**Work to be completed:** List each line of the data that holds the string "date".

---+---

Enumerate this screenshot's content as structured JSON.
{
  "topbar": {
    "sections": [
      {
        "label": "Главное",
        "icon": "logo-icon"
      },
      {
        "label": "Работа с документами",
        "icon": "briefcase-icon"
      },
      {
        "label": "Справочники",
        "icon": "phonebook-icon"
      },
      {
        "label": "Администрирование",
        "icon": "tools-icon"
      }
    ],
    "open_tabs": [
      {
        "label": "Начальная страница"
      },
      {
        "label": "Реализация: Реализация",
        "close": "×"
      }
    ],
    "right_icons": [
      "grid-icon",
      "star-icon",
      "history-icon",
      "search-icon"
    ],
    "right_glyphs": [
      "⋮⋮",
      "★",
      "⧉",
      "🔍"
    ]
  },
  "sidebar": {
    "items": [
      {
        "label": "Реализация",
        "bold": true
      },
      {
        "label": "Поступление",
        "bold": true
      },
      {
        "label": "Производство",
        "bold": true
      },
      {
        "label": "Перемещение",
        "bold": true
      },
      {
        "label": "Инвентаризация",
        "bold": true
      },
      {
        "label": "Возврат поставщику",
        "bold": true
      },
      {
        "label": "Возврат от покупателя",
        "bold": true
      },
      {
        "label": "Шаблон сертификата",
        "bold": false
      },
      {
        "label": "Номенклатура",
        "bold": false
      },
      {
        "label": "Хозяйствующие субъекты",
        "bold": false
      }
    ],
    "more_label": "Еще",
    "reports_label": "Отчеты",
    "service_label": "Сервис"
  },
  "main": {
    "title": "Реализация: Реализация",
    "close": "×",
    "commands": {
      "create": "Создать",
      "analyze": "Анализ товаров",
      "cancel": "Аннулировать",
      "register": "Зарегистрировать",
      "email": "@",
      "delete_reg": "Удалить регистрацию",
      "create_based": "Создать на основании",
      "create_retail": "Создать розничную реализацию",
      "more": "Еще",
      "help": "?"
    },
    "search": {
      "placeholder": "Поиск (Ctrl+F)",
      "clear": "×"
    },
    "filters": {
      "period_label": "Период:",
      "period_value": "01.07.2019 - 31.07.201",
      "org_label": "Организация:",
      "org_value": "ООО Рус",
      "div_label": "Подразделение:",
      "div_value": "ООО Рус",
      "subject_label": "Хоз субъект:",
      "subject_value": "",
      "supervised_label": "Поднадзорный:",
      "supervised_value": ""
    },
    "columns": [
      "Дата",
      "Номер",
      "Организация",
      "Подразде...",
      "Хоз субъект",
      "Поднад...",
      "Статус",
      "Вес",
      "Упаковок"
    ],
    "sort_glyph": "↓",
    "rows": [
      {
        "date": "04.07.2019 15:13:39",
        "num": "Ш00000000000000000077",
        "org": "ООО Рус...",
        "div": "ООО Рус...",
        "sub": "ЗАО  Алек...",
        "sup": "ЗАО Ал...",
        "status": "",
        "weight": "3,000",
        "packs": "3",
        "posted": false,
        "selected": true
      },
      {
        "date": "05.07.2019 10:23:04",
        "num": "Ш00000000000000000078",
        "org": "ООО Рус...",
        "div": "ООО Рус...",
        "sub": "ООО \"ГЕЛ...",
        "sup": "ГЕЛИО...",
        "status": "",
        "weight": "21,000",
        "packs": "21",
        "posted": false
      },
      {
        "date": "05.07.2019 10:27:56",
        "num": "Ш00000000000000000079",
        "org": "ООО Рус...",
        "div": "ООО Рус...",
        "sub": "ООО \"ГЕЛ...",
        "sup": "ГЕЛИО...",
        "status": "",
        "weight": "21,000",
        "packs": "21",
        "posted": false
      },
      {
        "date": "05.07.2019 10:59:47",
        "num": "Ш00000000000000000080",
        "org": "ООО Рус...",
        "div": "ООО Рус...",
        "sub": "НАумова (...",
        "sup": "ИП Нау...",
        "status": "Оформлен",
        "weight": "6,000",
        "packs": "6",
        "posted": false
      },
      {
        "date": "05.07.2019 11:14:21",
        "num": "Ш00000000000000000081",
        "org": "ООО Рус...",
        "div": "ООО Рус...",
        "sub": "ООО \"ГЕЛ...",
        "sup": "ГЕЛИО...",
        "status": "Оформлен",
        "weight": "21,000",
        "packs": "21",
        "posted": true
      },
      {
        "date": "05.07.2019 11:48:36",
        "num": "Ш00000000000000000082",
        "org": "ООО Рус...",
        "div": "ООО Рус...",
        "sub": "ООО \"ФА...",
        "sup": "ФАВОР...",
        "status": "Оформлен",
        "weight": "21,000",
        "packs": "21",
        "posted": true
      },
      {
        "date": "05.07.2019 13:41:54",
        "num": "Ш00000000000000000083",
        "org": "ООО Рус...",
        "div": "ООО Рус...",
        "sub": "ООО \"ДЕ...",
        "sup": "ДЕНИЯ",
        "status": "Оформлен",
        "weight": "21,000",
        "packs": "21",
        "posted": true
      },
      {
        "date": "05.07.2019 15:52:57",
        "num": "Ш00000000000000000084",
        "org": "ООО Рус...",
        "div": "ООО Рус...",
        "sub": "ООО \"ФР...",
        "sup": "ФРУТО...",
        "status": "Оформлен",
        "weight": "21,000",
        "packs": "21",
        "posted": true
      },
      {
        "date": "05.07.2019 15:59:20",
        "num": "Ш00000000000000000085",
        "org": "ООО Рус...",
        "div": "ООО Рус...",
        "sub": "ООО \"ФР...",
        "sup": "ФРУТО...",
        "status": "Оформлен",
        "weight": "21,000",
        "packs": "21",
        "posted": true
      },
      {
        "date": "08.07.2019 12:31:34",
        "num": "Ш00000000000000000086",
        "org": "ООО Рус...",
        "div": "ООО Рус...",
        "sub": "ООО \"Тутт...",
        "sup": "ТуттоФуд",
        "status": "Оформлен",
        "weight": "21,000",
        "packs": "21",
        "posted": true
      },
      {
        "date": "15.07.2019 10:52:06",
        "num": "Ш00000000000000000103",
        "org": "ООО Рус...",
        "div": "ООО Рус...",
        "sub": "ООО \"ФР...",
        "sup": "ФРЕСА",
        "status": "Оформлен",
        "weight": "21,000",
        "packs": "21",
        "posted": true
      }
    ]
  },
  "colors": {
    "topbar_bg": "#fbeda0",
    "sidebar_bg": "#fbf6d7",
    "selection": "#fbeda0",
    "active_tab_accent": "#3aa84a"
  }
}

---+---

**Solution below:**
        "date": "04.07.2019 15:13:39",
        "date": "05.07.2019 10:23:04",
        "date": "05.07.2019 10:27:56",
        "date": "05.07.2019 10:59:47",
        "date": "05.07.2019 11:14:21",
        "date": "05.07.2019 11:48:36",
        "date": "05.07.2019 13:41:54",
        "date": "05.07.2019 15:52:57",
        "date": "05.07.2019 15:59:20",
        "date": "08.07.2019 12:31:34",
        "date": "15.07.2019 10:52:06",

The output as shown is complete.